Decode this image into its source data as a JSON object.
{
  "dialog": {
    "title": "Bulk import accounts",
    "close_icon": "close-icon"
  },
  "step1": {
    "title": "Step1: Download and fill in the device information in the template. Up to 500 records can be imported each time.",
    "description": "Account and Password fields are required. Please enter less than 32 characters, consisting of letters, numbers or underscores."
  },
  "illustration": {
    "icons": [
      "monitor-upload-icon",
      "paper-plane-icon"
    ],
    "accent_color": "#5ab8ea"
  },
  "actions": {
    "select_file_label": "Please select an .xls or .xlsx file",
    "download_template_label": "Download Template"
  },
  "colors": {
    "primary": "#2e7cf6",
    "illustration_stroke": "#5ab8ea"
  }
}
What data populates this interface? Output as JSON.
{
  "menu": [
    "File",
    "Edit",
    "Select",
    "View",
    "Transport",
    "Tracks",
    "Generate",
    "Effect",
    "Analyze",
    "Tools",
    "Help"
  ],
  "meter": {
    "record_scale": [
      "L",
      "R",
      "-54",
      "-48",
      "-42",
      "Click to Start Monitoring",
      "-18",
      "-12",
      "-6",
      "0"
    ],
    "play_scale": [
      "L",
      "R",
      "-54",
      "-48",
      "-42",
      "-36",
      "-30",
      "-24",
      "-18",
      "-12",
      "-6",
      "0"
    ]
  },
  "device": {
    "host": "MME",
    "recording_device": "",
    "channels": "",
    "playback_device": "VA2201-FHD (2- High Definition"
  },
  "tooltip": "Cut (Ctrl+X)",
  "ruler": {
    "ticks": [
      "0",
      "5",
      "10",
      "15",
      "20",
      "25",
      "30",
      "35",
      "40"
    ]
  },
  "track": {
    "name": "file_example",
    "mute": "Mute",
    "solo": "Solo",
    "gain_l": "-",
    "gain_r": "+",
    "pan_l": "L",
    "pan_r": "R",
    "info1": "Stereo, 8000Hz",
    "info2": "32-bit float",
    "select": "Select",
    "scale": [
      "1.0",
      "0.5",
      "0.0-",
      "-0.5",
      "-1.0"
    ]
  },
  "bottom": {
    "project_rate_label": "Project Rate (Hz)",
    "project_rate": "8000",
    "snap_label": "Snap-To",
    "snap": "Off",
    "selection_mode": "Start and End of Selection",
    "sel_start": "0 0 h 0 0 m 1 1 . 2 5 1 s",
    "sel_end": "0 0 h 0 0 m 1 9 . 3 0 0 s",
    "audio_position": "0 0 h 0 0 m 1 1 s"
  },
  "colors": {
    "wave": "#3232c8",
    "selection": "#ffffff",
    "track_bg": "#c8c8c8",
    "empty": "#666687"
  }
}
=-=-=
> Exercise prompt
Output the records exactly, including every line.

> Answer for this exercise
Decode this image into its source data as a JSON object.
{
  "dialog": {
    "title": "Bulk import accounts",
    "close_icon": "close-icon"
  },
  "step1": {
    "title": "Step1: Download and fill in the device information in the template. Up to 500 records can be imported each time.",
    "description": "Account and Password fields are required. Please enter less than 32 characters, consisting of letters, numbers or underscores."
  },
  "illustration": {
    "icons": [
      "monitor-upload-icon",
      "paper-plane-icon"
    ],
    "accent_color": "#5ab8ea"
  },
  "actions": {
    "select_file_label": "Please select an .xls or .xlsx file",
    "download_template_label": "Download Template"
  },
  "colors": {
    "primary": "#2e7cf6",
    "illustration_stroke": "#5ab8ea"
  }
}
What data populates this interface? Output as JSON.
{
  "menu": [
    "File",
    "Edit",
    "Select",
    "View",
    "Transport",
    "Tracks",
    "Generate",
    "Effect",
    "Analyze",
    "Tools",
    "Help"
  ],
  "meter": {
    "record_scale": [
      "L",
      "R",
      "-54",
      "-48",
      "-42",
      "Click to Start Monitoring",
      "-18",
      "-12",
      "-6",
      "0"
    ],
    "play_scale": [
      "L",
      "R",
      "-54",
      "-48",
      "-42",
      "-36",
      "-30",
      "-24",
      "-18",
      "-12",
      "-6",
      "0"
    ]
  },
  "device": {
    "host": "MME",
    "recording_device": "",
    "channels": "",
    "playback_device": "VA2201-FHD (2- High Definition"
  },
  "tooltip": "Cut (Ctrl+X)",
  "ruler": {
    "ticks": [
      "0",
      "5",
      "10",
      "15",
      "20",
      "25",
      "30",
      "35",
      "40"
    ]
  },
  "track": {
    "name": "file_example",
    "mute": "Mute",
    "solo": "Solo",
    "gain_l": "-",
    "gain_r": "+",
    "pan_l": "L",
    "pan_r": "R",
    "info1": "Stereo, 8000Hz",
    "info2": "32-bit float",
    "select": "Select",
    "scale": [
      "1.0",
      "0.5",
      "0.0-",
      "-0.5",
      "-1.0"
    ]
  },
  "bottom": {
    "project_rate_label": "Project Rate (Hz)",
    "project_rate": "8000",
    "snap_label": "Snap-To",
    "snap": "Off",
    "selection_mode": "Start and End of Selection",
    "sel_start": "0 0 h 0 0 m 1 1 . 2 5 1 s",
    "sel_end": "0 0 h 0 0 m 1 9 . 3 0 0 s",
    "audio_position": "0 0 h 0 0 m 1 1 s"
  },
  "colors": {
    "wave": "#3232c8",
    "selection": "#ffffff",
    "track_bg": "#c8c8c8",
    "empty": "#666687"
  }
}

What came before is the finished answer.